■ Goals
**a.** The interview on poetic computation names several kinds of coding work when the speaker asks whether they would not count as creative coding. List each one.
**b.** Extend the interview on poetic computation past its final line.
━━ Text segment ━━
What was the moment you decided that “poetical computation” is something that you wanted to do? 


I think generally speaking the way we define the field we are in is “creative coding” right? But I always felt like creative coding is a very strange term because it makes you wonder if there are other types of coding that are not creative? If you're working on something that does not have visual output or if you are coding for a bank or a website or a database, is that not creative coding? So we started to wonder, is there another way to use language to describe what we're doing? I was just starting in school and we wanted to figure out provocative terms that would set the kind of tone of the school. So we did a lot of brainstorming and came up with “poetic computation.”

     And the idea here is that the actual job is not coding, but making poetry. And I think this is a really interesting distinction and something worth talking about or thinking about, oftentimes as an artist that works with technology, first you have the technology and then the art is kind of tacked on, so you could be interested in machine learning and then find an artistic approach with it. Or you have artistic projects and projects that are driven by poetry or art that the technology is in service of. And when I think about these phrases like “creative coding” or “poetic computation,” the challenge is always, how do you celebrate art first? How do you celebrate projects that are led by art, that are driven by art? Artistic concerns, design concerns and not technology first. 


How do you go about creating so many iterations, can you tell us more about your creative process?
━━━
━━ Dataset rows ━━
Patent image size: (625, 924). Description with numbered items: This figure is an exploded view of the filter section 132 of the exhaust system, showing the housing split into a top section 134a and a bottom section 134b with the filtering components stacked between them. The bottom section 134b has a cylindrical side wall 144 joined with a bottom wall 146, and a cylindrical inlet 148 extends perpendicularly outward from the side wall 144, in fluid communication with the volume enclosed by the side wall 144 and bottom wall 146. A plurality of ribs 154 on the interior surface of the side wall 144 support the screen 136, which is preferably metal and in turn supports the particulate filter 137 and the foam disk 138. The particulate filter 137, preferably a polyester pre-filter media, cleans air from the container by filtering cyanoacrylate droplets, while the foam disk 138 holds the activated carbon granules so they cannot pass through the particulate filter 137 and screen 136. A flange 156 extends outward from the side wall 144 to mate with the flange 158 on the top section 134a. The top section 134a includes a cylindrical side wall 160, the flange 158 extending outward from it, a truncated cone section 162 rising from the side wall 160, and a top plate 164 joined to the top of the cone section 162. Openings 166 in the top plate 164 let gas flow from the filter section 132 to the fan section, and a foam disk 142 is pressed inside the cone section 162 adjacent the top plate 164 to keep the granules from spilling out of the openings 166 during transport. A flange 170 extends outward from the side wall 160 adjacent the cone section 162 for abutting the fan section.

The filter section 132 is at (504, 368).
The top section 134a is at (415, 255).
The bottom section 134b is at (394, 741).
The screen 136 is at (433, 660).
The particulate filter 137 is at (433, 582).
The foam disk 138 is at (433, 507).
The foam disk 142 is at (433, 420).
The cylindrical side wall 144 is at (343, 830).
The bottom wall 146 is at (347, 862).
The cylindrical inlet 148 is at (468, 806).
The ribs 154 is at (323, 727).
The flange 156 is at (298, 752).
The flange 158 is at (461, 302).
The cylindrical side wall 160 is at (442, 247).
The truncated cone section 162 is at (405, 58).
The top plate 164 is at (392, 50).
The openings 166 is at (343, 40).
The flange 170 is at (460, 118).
━━━
■ Responses
**a.**
- Work that does not have visual output
- Coding for a bank
- Coding for a website
- Coding for a database

**b.**
Sure. So, I post sketches on Instagram and Twitter that are like a public diary of my creative output. I'm trying to make something every day, I'm not religious about it so I'll skip some days if I just don't feel right or if I'm traveling, but it definitely has become part of my practice now. 

     And a lot of what I'm doing is iteration, which is basically taking the same sketch or idea and saying, what if I change this? What if I change that? And code is such a great medium for that. 

     You are basically creating these graphical forms that are parametric, that are defined by numbers, so you can take a number and you can adjust it and make it larger or make it smaller, and these numbers relate to each other and the relationships are not always linear. In my opinion, most people think of the practice as typing, as if I am writing code to make art then it must be that I am just typing, typing, typing. But actually a lot of it is just about adjustment, changing numbers, adjusting, adjusting, adjusting. And I feel like it's not dissimilar to a musician working with synthesizers that is just tuning, tuning, tuning and playing in the parameter space trying to come up with something new, and I think for me, the challenge is finding the smallest thing that I can do that leads to something new, what is the tiniest change? Can I take something I did yesterday and surprise myself? Maybe I'm excluding something or rotating it or revolving it or drawing it 10 times or 100 times or 1000 times and I just want to see how it can tell me a new story.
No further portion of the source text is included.